* _Exercise details_
Give only the number of lines where "Péntek" occurs.

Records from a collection
—————
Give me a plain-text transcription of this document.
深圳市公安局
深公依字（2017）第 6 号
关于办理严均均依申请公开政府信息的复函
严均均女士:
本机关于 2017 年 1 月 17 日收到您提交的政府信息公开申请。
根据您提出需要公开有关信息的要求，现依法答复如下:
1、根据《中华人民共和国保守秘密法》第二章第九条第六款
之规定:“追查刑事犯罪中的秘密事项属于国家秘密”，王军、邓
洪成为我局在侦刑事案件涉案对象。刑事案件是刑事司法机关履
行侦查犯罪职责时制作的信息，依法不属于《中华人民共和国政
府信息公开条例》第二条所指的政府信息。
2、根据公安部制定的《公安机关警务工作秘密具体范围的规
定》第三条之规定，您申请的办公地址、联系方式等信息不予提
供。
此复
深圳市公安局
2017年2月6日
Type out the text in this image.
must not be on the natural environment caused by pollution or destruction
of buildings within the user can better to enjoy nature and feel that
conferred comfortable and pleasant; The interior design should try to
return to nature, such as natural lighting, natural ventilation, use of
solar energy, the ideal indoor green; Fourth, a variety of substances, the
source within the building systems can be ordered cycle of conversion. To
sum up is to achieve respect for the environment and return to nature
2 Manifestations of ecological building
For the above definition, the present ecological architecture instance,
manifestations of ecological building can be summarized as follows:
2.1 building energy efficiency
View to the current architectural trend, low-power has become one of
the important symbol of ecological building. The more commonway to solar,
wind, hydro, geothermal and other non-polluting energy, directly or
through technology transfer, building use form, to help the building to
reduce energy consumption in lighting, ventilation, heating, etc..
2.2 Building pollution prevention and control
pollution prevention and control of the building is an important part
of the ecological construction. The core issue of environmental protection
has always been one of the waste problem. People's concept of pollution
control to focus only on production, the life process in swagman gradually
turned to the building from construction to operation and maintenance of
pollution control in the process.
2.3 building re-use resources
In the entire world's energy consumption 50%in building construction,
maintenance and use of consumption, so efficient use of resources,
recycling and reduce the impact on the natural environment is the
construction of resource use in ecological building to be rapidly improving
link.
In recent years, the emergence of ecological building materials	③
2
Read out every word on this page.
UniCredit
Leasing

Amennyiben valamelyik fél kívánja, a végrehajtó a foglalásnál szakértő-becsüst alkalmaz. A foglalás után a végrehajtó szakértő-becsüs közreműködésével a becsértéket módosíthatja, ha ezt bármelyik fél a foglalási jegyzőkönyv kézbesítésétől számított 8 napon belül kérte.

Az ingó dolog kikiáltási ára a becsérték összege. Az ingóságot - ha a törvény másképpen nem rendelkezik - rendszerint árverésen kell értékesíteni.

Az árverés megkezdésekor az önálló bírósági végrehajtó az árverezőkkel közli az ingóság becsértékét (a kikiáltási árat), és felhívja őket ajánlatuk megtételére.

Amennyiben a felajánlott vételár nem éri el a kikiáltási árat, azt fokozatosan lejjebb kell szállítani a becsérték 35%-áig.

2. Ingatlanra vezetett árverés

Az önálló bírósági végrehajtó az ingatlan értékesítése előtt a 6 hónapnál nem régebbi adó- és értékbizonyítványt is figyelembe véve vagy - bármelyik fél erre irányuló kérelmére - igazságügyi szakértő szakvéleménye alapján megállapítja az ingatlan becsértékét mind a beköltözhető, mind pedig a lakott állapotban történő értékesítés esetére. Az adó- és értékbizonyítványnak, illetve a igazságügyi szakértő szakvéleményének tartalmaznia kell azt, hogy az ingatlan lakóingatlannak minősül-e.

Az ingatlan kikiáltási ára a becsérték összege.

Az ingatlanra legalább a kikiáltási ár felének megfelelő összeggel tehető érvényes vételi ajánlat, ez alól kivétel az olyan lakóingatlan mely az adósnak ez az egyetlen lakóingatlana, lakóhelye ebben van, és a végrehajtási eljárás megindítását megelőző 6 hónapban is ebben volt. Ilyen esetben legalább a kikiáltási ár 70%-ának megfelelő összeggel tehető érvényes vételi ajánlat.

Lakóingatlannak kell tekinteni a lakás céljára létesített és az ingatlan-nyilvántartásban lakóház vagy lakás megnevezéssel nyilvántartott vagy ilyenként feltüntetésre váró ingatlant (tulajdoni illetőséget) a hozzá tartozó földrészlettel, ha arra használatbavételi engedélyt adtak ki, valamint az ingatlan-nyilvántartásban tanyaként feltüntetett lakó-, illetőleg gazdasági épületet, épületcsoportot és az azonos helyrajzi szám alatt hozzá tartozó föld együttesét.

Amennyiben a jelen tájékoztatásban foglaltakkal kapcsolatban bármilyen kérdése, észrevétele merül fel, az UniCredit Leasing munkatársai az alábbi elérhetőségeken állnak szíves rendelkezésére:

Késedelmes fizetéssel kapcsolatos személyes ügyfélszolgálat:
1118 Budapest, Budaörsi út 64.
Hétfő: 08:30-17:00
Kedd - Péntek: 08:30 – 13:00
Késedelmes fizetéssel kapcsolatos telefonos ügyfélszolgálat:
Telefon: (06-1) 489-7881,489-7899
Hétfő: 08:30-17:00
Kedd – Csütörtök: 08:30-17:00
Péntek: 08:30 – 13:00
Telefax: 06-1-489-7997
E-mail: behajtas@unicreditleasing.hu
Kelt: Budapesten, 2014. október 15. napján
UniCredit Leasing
—————
* _Result of this exercise_
2